Valve is seeing an increasing number of bug reports for issues caused by Canonical's repackaging of the Steam client through snap.

The best way to install Steam on Debian and derivative operating systems is to follow the instructions at https://github.com/ValveSoftware/steam-for-linux/#getting-started and use the official .deb

We are not involved with the snap repackaging. It has a lot of issues.

If you don't want the .deb, please at least consider the flatpak version.

#steam #ubuntu #snap #flatpak

GitHub - ValveSoftware/steam-for-linux: Issue tracking for the Steam for Linux beta client

Issue tracking for the Steam for Linux beta client - ValveSoftware/steam-for-linux

GitHub

@TTimo

I don't know why anyone would prefer a snap or flatpak when a deb package exists.

I'm not against either packaging system—they may be imperfect but they're at least trying to solve certain problems—but when a package exists for your _native_ package manager I don't understand why you wouldn't use it preferentially.

@jeffalyanak @TTimo one reason might be that deb packages gain root privileges while installing which isn't optimal for third party apps, while it can be acceptable for system maintained repos

@fourlastor @jeffalyanak @TTimo

>>deb packages gain root privileges while installing

False. apt needs root privileges to install pkgs, those pkgs don't gain root privileges automatically, you'll still need to type your password if you want give them root privileges when executing those same pkgs, just like you do with flat pak, snap, etc.

@exahamza @fourlastor @jeffalyanak @TTimo Though apt will run the pre install and post install scripts if provided in the deb and I'm fairly sure those will be run with root privileges. So the packager of the app at least does gain some access to your system with root privileges.

(Items from a dataset)

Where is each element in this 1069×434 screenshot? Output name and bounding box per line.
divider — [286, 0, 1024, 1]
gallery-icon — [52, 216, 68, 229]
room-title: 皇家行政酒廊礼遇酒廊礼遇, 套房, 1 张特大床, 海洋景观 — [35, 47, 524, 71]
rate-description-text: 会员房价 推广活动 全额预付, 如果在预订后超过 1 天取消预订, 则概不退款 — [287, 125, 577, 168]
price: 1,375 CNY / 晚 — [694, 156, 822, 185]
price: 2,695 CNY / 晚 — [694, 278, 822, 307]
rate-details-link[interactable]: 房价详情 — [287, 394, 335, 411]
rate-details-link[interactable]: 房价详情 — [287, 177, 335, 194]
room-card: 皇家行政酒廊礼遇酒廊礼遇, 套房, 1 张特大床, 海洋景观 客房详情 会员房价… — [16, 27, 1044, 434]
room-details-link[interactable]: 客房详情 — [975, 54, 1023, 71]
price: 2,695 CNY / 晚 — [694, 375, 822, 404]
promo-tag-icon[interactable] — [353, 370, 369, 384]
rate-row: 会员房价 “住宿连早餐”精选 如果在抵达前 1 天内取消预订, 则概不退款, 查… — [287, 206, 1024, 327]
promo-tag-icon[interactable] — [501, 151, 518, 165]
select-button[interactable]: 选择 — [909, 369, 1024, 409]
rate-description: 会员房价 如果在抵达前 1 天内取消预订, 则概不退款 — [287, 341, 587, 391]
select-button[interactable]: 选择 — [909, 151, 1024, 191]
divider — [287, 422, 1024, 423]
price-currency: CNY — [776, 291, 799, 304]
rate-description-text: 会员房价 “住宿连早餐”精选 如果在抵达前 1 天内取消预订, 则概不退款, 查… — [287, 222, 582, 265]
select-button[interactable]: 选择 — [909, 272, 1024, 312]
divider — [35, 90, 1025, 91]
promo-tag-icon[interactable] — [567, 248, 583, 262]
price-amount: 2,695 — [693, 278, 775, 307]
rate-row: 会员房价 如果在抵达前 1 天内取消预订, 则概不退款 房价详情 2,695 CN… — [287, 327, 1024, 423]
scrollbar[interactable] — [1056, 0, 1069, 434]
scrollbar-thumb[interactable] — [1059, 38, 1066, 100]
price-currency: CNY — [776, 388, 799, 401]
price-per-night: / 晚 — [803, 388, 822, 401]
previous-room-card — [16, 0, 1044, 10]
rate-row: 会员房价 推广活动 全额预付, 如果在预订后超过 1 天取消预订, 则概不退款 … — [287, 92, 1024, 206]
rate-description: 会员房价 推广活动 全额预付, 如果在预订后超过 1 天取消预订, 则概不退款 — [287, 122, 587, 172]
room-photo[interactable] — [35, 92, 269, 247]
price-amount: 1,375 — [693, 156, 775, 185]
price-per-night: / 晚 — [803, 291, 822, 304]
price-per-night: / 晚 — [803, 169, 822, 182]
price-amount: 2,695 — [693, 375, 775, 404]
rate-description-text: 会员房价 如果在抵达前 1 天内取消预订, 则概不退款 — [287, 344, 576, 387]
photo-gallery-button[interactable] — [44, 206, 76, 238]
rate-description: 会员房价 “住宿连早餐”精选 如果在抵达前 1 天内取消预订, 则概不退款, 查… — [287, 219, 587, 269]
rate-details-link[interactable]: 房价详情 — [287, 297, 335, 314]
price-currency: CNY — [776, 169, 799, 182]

- **Required work**:
a) Transcribe the passage of the Steam packaging post that begins at the words "#steam #ubuntu #snap" and stops after "use it preferentially.".
b) According to the Steam packaging post, which version should users at least consider if they don't want the .deb?
The items are not needed for this work.

- **Solutions in order**:
a)
#steam #ubuntu #snap #flatpak

GitHub - ValveSoftware/steam-for-linux: Issue tracking for the Steam for Linux beta client

Issue tracking for the Steam for Linux beta client - ValveSoftware/steam-for-linux

GitHub

@TTimo

I don't know why anyone would prefer a snap or flatpak when a deb package exists.

I'm not against either packaging system—they may be imperfect but they're at least trying to solve certain problems—but when a package exists for your _native_ package manager I don't understand why you wouldn't use it preferentially.

b) The flatpak version.